# Given request
Every entry below should be transcribed exactly; pictures stay out of the copy.

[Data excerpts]
↓↓↓

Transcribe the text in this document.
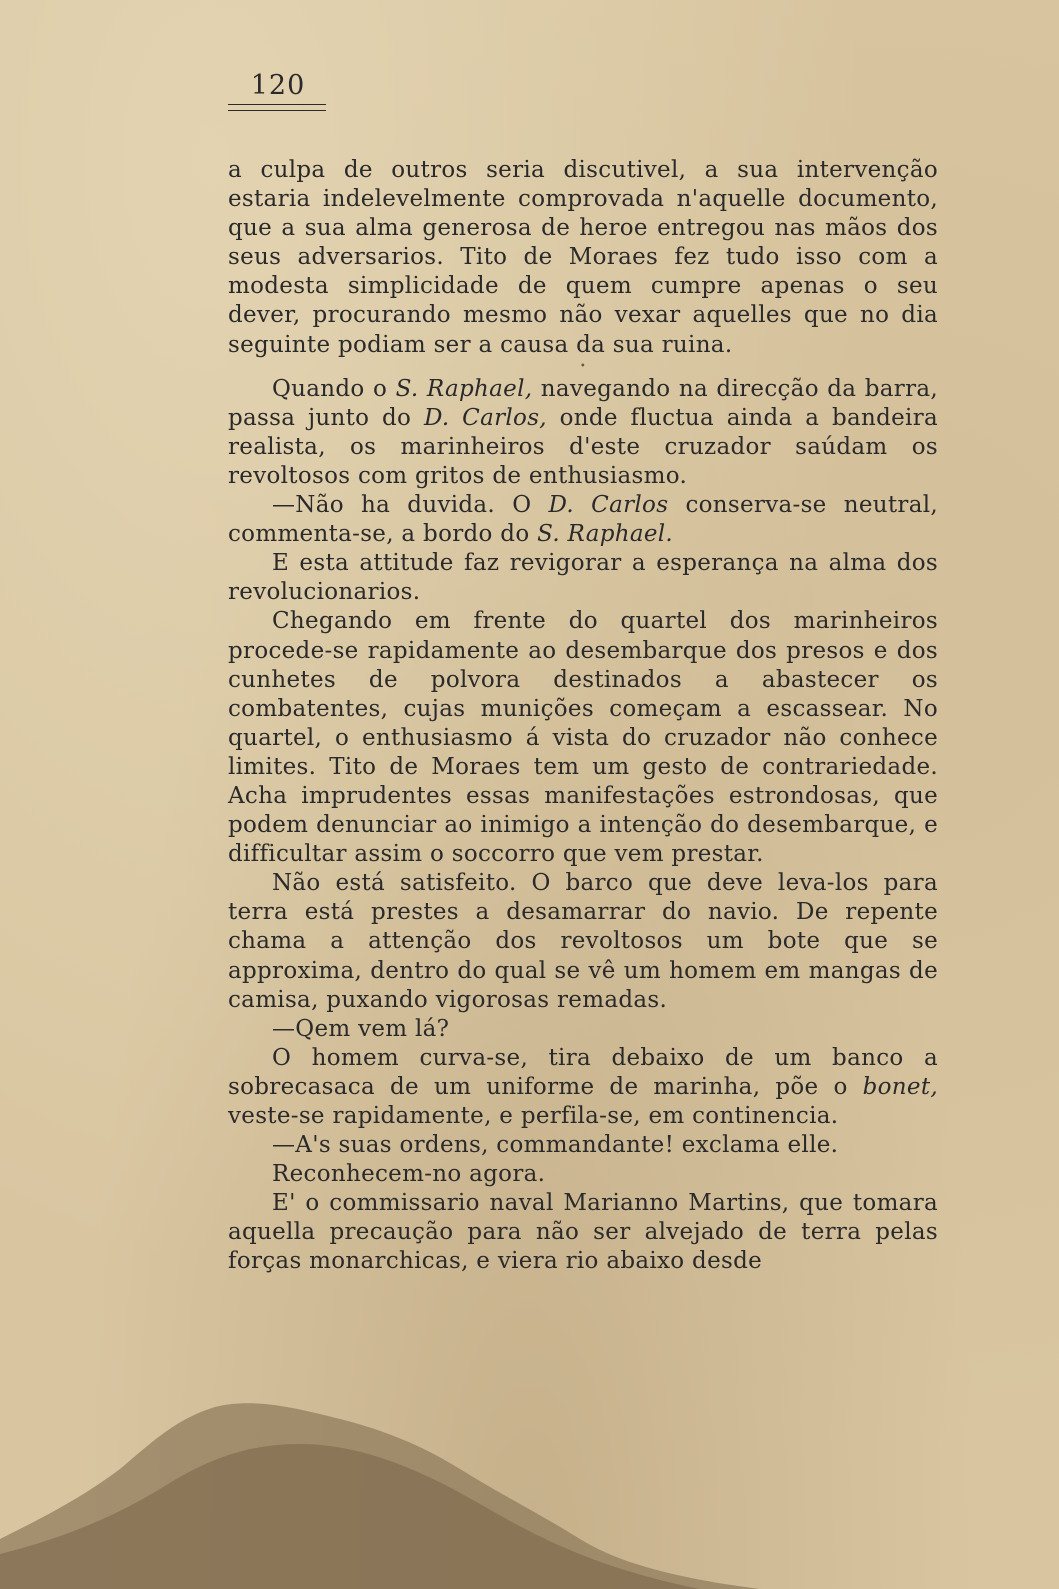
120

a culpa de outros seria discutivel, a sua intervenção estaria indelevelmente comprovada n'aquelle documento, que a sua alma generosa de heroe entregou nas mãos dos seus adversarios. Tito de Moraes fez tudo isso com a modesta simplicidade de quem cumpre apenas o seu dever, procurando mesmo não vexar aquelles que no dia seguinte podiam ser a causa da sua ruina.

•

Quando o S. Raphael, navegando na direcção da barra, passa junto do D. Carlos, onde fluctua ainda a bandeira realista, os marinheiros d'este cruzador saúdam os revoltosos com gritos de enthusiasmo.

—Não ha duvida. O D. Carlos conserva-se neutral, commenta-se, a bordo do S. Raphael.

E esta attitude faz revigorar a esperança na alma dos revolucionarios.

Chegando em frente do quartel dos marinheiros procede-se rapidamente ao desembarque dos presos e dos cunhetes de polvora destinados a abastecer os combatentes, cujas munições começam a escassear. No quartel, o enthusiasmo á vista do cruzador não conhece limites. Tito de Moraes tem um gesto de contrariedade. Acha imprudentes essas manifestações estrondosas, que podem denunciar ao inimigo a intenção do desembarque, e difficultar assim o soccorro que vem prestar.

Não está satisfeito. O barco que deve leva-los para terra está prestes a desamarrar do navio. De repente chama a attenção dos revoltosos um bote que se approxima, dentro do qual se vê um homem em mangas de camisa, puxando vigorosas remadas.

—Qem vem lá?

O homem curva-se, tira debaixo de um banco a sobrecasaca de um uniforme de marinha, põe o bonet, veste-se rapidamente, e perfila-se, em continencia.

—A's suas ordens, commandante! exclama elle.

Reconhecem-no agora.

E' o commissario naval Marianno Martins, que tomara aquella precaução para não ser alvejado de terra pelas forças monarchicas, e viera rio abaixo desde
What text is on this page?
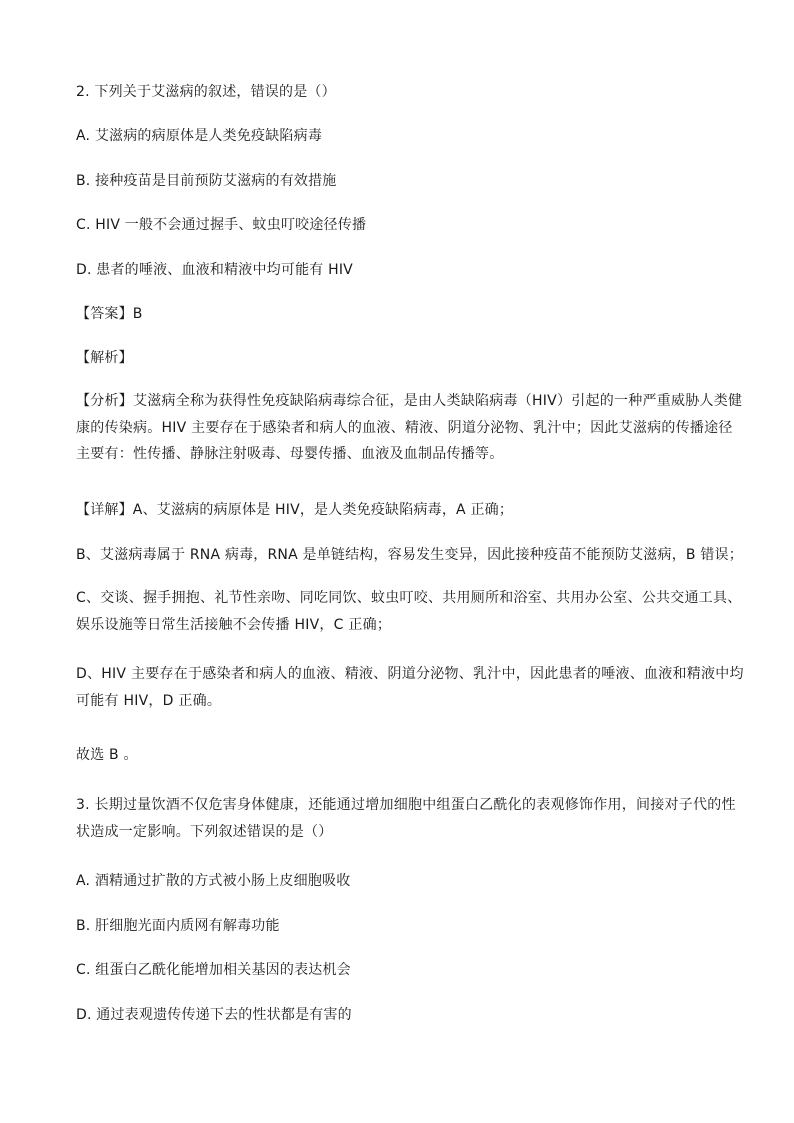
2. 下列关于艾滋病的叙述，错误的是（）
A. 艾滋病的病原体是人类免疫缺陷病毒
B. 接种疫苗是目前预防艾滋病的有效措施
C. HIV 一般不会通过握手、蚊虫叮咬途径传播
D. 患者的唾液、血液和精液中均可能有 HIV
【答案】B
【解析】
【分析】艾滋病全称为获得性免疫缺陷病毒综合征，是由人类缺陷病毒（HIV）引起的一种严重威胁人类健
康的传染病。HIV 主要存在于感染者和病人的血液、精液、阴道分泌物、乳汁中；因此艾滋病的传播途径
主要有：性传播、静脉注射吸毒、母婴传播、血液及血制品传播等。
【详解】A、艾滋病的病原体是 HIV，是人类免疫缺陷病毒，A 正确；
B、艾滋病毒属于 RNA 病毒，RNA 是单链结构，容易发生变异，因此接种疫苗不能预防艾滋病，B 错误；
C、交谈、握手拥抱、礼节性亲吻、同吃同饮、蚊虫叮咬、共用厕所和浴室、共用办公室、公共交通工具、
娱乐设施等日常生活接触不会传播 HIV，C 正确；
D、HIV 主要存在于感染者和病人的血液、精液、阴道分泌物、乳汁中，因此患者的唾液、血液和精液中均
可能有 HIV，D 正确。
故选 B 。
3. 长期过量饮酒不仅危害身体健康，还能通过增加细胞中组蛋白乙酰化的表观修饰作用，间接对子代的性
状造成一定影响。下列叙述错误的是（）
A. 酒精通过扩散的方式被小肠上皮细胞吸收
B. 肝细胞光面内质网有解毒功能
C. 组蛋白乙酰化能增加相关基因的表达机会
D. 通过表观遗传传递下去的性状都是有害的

↑↑↑

# Result for this exercise
Transcribe the text in this document.
120

a culpa de outros seria discutivel, a sua intervenção estaria indelevelmente comprovada n'aquelle documento, que a sua alma generosa de heroe entregou nas mãos dos seus adversarios. Tito de Moraes fez tudo isso com a modesta simplicidade de quem cumpre apenas o seu dever, procurando mesmo não vexar aquelles que no dia seguinte podiam ser a causa da sua ruina.

•

Quando o S. Raphael, navegando na direcção da barra, passa junto do D. Carlos, onde fluctua ainda a bandeira realista, os marinheiros d'este cruzador saúdam os revoltosos com gritos de enthusiasmo.

—Não ha duvida. O D. Carlos conserva-se neutral, commenta-se, a bordo do S. Raphael.

E esta attitude faz revigorar a esperança na alma dos revolucionarios.

Chegando em frente do quartel dos marinheiros procede-se rapidamente ao desembarque dos presos e dos cunhetes de polvora destinados a abastecer os combatentes, cujas munições começam a escassear. No quartel, o enthusiasmo á vista do cruzador não conhece limites. Tito de Moraes tem um gesto de contrariedade. Acha imprudentes essas manifestações estrondosas, que podem denunciar ao inimigo a intenção do desembarque, e difficultar assim o soccorro que vem prestar.

Não está satisfeito. O barco que deve leva-los para terra está prestes a desamarrar do navio. De repente chama a attenção dos revoltosos um bote que se approxima, dentro do qual se vê um homem em mangas de camisa, puxando vigorosas remadas.

—Qem vem lá?

O homem curva-se, tira debaixo de um banco a sobrecasaca de um uniforme de marinha, põe o bonet, veste-se rapidamente, e perfila-se, em continencia.

—A's suas ordens, commandante! exclama elle.

Reconhecem-no agora.

E' o commissario naval Marianno Martins, que tomara aquella precaução para não ser alvejado de terra pelas forças monarchicas, e viera rio abaixo desde
What text is on this page?
2. 下列关于艾滋病的叙述，错误的是（）
A. 艾滋病的病原体是人类免疫缺陷病毒
B. 接种疫苗是目前预防艾滋病的有效措施
C. HIV 一般不会通过握手、蚊虫叮咬途径传播
D. 患者的唾液、血液和精液中均可能有 HIV
【答案】B
【解析】
【分析】艾滋病全称为获得性免疫缺陷病毒综合征，是由人类缺陷病毒（HIV）引起的一种严重威胁人类健
康的传染病。HIV 主要存在于感染者和病人的血液、精液、阴道分泌物、乳汁中；因此艾滋病的传播途径
主要有：性传播、静脉注射吸毒、母婴传播、血液及血制品传播等。
【详解】A、艾滋病的病原体是 HIV，是人类免疫缺陷病毒，A 正确；
B、艾滋病毒属于 RNA 病毒，RNA 是单链结构，容易发生变异，因此接种疫苗不能预防艾滋病，B 错误；
C、交谈、握手拥抱、礼节性亲吻、同吃同饮、蚊虫叮咬、共用厕所和浴室、共用办公室、公共交通工具、
娱乐设施等日常生活接触不会传播 HIV，C 正确；
D、HIV 主要存在于感染者和病人的血液、精液、阴道分泌物、乳汁中，因此患者的唾液、血液和精液中均
可能有 HIV，D 正确。
故选 B 。
3. 长期过量饮酒不仅危害身体健康，还能通过增加细胞中组蛋白乙酰化的表观修饰作用，间接对子代的性
状造成一定影响。下列叙述错误的是（）
A. 酒精通过扩散的方式被小肠上皮细胞吸收
B. 肝细胞光面内质网有解毒功能
C. 组蛋白乙酰化能增加相关基因的表达机会
D. 通过表观遗传传递下去的性状都是有害的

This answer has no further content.